Record list:
┌────────
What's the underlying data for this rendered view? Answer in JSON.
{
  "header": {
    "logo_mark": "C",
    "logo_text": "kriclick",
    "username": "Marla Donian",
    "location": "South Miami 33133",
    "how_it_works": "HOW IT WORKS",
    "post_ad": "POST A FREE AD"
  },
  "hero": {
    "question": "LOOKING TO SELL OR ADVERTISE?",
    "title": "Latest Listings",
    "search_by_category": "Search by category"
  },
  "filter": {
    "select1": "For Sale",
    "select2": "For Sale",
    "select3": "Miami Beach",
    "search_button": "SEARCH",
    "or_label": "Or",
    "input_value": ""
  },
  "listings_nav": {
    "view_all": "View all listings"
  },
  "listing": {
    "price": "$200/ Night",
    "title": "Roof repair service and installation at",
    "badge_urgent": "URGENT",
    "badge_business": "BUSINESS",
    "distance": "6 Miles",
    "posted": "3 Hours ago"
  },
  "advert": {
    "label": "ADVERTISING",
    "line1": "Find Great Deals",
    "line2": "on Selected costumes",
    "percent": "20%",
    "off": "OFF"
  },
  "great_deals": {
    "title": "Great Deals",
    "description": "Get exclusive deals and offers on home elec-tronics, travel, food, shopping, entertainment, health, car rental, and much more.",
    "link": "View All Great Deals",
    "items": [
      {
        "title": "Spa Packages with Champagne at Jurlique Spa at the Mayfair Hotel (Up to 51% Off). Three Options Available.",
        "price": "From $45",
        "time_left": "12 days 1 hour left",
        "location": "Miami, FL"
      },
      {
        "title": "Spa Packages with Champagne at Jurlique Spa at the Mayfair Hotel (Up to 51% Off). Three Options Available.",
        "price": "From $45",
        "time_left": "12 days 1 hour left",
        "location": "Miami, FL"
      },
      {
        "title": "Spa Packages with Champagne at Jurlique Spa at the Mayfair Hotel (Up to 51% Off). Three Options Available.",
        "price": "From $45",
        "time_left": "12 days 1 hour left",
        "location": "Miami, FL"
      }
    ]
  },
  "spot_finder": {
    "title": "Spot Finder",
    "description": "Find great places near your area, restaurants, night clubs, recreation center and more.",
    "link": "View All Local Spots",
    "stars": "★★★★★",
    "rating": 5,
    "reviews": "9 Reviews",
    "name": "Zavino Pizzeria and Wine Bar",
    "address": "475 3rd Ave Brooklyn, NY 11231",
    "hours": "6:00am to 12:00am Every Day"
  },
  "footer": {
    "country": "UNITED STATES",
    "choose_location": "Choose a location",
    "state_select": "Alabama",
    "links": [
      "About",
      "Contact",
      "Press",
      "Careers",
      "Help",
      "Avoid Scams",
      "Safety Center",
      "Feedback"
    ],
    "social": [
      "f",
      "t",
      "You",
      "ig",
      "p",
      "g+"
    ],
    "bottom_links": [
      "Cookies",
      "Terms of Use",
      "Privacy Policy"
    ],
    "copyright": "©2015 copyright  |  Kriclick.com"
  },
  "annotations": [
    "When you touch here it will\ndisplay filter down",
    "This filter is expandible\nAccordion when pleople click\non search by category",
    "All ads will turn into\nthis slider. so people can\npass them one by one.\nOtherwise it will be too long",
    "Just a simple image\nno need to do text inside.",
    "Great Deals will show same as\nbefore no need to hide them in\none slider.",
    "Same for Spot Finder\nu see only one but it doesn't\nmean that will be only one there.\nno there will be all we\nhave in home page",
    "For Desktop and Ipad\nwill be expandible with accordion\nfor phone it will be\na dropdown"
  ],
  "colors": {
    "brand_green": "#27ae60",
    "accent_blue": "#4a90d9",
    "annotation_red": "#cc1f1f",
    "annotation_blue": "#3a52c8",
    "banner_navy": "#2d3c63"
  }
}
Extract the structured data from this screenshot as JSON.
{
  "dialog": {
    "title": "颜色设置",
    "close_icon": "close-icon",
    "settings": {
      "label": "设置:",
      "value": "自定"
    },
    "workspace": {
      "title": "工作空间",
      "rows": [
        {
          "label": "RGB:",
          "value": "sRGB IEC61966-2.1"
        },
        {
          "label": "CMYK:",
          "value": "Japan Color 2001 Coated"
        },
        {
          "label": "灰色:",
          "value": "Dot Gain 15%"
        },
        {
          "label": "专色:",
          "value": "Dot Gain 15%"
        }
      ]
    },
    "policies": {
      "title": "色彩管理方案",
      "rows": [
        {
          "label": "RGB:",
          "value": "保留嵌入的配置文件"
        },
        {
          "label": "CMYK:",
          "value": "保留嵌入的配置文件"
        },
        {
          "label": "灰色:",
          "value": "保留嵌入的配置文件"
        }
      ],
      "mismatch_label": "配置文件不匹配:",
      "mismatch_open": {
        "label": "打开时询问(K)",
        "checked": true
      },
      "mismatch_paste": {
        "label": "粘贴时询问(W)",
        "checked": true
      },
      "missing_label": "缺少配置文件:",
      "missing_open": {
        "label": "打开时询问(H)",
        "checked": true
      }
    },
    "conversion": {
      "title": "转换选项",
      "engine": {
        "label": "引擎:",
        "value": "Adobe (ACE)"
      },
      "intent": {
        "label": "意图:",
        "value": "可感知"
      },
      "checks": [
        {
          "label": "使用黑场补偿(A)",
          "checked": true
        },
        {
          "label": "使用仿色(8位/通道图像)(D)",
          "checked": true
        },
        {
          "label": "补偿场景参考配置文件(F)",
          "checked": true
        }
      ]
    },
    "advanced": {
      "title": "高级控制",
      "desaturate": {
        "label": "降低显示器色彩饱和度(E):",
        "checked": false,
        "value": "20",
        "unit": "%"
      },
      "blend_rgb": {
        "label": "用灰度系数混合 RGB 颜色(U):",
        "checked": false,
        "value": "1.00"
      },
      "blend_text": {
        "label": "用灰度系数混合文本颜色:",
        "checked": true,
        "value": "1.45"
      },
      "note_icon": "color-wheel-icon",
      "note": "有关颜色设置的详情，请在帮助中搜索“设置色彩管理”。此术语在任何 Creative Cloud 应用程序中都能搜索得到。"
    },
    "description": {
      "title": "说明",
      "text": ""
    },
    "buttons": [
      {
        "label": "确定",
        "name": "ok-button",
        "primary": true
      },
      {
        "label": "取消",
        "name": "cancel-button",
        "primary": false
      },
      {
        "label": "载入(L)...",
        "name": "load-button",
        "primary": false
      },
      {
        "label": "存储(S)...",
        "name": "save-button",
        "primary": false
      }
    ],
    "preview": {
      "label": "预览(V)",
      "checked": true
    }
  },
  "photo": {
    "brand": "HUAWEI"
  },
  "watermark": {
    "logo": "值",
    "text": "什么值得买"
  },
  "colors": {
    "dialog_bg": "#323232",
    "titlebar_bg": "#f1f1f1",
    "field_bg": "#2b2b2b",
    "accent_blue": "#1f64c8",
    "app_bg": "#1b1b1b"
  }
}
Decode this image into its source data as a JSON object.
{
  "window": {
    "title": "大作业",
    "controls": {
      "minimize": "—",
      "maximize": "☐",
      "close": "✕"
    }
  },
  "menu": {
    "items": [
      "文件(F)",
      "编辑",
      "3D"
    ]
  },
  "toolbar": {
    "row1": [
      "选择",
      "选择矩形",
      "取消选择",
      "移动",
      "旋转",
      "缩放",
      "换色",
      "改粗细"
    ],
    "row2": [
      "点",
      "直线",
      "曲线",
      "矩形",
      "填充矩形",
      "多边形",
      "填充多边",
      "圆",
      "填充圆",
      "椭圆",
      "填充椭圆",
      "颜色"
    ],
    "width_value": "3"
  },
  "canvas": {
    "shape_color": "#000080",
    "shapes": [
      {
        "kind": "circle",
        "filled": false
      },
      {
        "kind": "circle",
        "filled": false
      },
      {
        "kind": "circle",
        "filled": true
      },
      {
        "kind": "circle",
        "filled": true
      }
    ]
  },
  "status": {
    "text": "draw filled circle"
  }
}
└────────
Problem details: Each line in the material either holds the string "description" or does not. State how many do, and nothing else.

Exercise response: 3